__Task to complete__: Without the pictures, can you quote each line below exactly?
------ Dataset rows ------
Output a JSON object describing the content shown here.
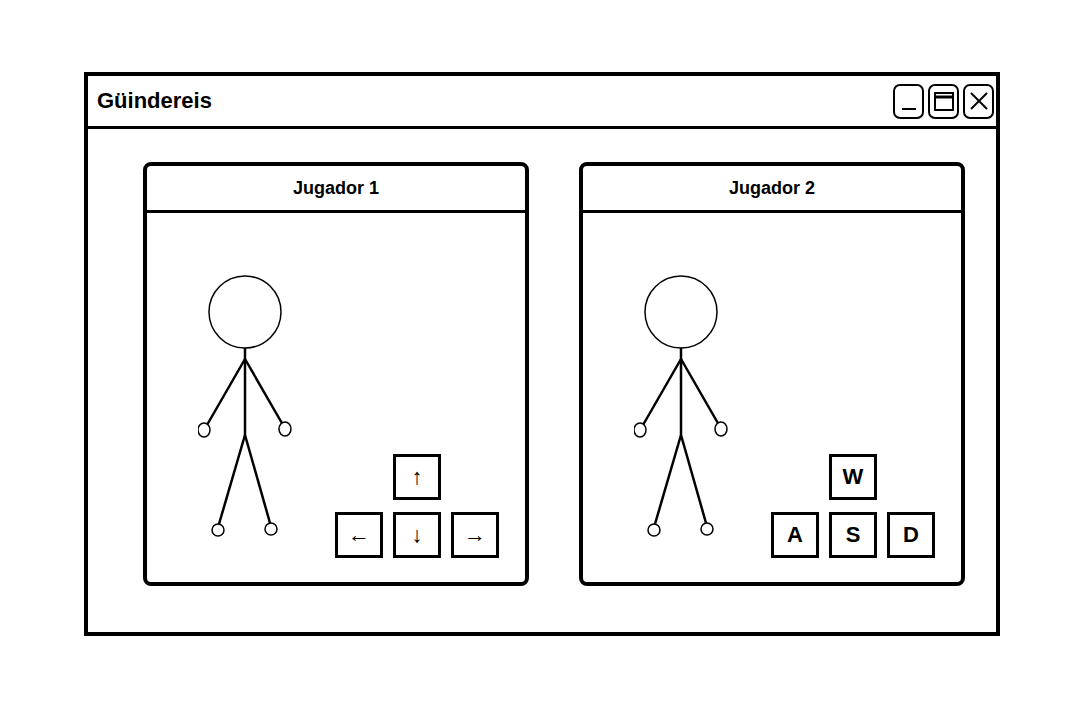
{
  "window": {
    "title": "Güindereis"
  },
  "players": [
    {
      "name": "Jugador 1",
      "keys": {
        "up": "↑",
        "left": "←",
        "down": "↓",
        "right": "→"
      }
    },
    {
      "name": "Jugador 2",
      "keys": {
        "up": "W",
        "left": "A",
        "down": "S",
        "right": "D"
      }
    }
  ]
}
------
__Reply to the exercise__:
Output a JSON object describing the content shown here.
{
  "window": {
    "title": "Güindereis"
  },
  "players": [
    {
      "name": "Jugador 1",
      "keys": {
        "up": "↑",
        "left": "←",
        "down": "↓",
        "right": "→"
      }
    },
    {
      "name": "Jugador 2",
      "keys": {
        "up": "W",
        "left": "A",
        "down": "S",
        "right": "D"
      }
    }
  ]
}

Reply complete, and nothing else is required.